(Rows from a dataset)

%%

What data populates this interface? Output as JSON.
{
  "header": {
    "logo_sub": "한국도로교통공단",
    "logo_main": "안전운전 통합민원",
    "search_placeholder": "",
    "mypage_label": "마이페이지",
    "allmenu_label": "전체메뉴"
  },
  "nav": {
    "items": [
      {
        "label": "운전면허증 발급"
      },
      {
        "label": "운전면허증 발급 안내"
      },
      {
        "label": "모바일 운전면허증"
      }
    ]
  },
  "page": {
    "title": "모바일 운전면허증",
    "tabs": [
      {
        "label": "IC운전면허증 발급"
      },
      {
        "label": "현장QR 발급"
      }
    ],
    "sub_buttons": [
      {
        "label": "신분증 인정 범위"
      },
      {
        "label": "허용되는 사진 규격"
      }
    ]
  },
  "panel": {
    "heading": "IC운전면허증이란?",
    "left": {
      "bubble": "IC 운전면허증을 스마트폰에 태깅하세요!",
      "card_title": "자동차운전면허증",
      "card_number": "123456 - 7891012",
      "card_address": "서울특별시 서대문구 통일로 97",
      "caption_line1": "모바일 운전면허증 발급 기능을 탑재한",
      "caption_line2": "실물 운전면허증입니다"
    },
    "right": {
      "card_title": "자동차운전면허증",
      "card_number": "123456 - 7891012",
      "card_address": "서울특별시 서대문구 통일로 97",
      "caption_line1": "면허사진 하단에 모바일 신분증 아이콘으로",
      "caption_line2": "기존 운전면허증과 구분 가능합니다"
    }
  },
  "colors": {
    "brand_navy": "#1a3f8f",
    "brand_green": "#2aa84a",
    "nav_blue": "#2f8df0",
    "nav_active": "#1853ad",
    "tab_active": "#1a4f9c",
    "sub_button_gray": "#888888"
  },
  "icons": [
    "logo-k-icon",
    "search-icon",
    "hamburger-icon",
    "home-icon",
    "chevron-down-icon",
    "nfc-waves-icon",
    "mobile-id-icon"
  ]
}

%%

**Problem to work on**
Output each record exactly, leaving nothing out.

**Task answer**
What data populates this interface? Output as JSON.
{
  "header": {
    "logo_sub": "한국도로교통공단",
    "logo_main": "안전운전 통합민원",
    "search_placeholder": "",
    "mypage_label": "마이페이지",
    "allmenu_label": "전체메뉴"
  },
  "nav": {
    "items": [
      {
        "label": "운전면허증 발급"
      },
      {
        "label": "운전면허증 발급 안내"
      },
      {
        "label": "모바일 운전면허증"
      }
    ]
  },
  "page": {
    "title": "모바일 운전면허증",
    "tabs": [
      {
        "label": "IC운전면허증 발급"
      },
      {
        "label": "현장QR 발급"
      }
    ],
    "sub_buttons": [
      {
        "label": "신분증 인정 범위"
      },
      {
        "label": "허용되는 사진 규격"
      }
    ]
  },
  "panel": {
    "heading": "IC운전면허증이란?",
    "left": {
      "bubble": "IC 운전면허증을 스마트폰에 태깅하세요!",
      "card_title": "자동차운전면허증",
      "card_number": "123456 - 7891012",
      "card_address": "서울특별시 서대문구 통일로 97",
      "caption_line1": "모바일 운전면허증 발급 기능을 탑재한",
      "caption_line2": "실물 운전면허증입니다"
    },
    "right": {
      "card_title": "자동차운전면허증",
      "card_number": "123456 - 7891012",
      "card_address": "서울특별시 서대문구 통일로 97",
      "caption_line1": "면허사진 하단에 모바일 신분증 아이콘으로",
      "caption_line2": "기존 운전면허증과 구분 가능합니다"
    }
  },
  "colors": {
    "brand_navy": "#1a3f8f",
    "brand_green": "#2aa84a",
    "nav_blue": "#2f8df0",
    "nav_active": "#1853ad",
    "tab_active": "#1a4f9c",
    "sub_button_gray": "#888888"
  },
  "icons": [
    "logo-k-icon",
    "search-icon",
    "hamburger-icon",
    "home-icon",
    "chevron-down-icon",
    "nfc-waves-icon",
    "mobile-id-icon"
  ]
}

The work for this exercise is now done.